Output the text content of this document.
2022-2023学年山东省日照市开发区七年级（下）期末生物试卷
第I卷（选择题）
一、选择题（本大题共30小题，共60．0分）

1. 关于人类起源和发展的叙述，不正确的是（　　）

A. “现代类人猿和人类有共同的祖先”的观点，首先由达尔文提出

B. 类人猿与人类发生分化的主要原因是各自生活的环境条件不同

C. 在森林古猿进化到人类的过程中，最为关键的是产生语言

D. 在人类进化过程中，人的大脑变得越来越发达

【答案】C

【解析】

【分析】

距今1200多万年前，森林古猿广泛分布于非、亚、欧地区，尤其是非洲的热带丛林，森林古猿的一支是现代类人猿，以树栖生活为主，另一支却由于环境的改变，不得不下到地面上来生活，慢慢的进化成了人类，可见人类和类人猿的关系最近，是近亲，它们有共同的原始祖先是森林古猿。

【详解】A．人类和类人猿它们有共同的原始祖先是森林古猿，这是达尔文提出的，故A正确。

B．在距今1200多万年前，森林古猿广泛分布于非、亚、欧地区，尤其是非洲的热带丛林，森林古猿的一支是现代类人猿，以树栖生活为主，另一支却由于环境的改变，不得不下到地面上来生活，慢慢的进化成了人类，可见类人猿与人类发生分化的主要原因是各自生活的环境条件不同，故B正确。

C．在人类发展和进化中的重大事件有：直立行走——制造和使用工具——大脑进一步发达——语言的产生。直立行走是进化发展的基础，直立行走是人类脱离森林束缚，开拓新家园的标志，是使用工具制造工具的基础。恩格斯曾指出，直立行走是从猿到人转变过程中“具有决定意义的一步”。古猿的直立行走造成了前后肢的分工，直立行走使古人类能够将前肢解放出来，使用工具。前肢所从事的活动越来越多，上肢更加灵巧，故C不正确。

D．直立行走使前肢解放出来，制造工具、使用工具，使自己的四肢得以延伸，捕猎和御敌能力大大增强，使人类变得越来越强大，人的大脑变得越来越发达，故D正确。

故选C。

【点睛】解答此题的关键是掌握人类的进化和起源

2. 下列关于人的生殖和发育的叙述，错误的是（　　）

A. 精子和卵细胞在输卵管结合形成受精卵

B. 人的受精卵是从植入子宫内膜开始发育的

§ §

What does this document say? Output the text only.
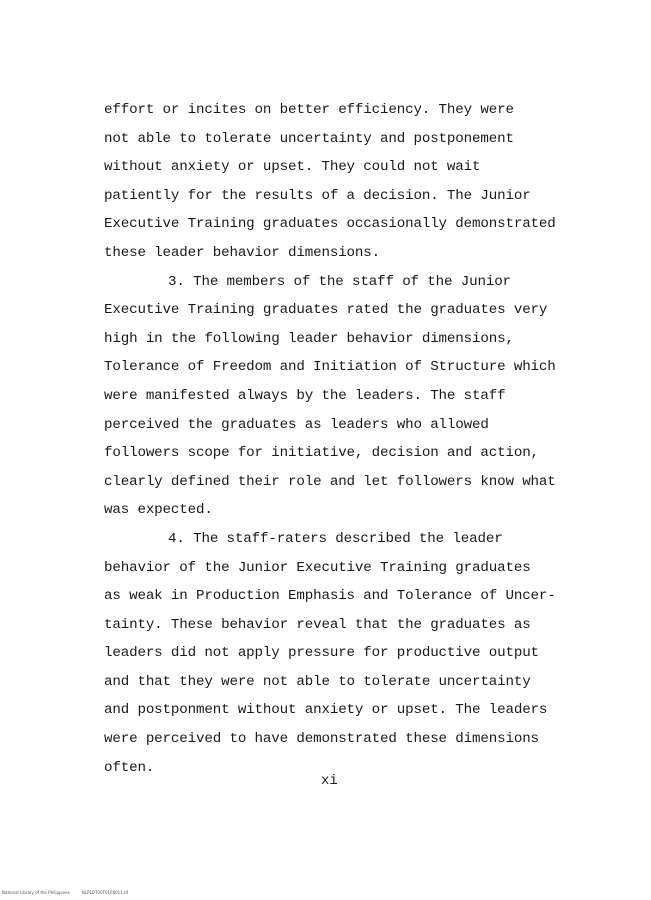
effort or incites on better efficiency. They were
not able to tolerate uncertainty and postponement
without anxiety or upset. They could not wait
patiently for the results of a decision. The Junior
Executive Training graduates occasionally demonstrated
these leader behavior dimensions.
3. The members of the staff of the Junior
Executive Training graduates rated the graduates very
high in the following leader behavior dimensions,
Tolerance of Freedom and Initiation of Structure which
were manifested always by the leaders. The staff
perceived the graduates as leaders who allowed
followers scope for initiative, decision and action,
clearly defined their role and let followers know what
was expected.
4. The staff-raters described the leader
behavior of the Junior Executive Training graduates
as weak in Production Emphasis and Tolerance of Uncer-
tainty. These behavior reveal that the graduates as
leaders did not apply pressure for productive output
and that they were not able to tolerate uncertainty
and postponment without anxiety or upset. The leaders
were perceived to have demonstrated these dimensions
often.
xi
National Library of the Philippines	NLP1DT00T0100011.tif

§ §

| Given problem |
Copy each line of the listing that contains the string "Executive".

| The result |
Executive Training graduates occasionally demonstrated
Executive Training graduates rated the graduates very
behavior of the Junior Executive Training graduates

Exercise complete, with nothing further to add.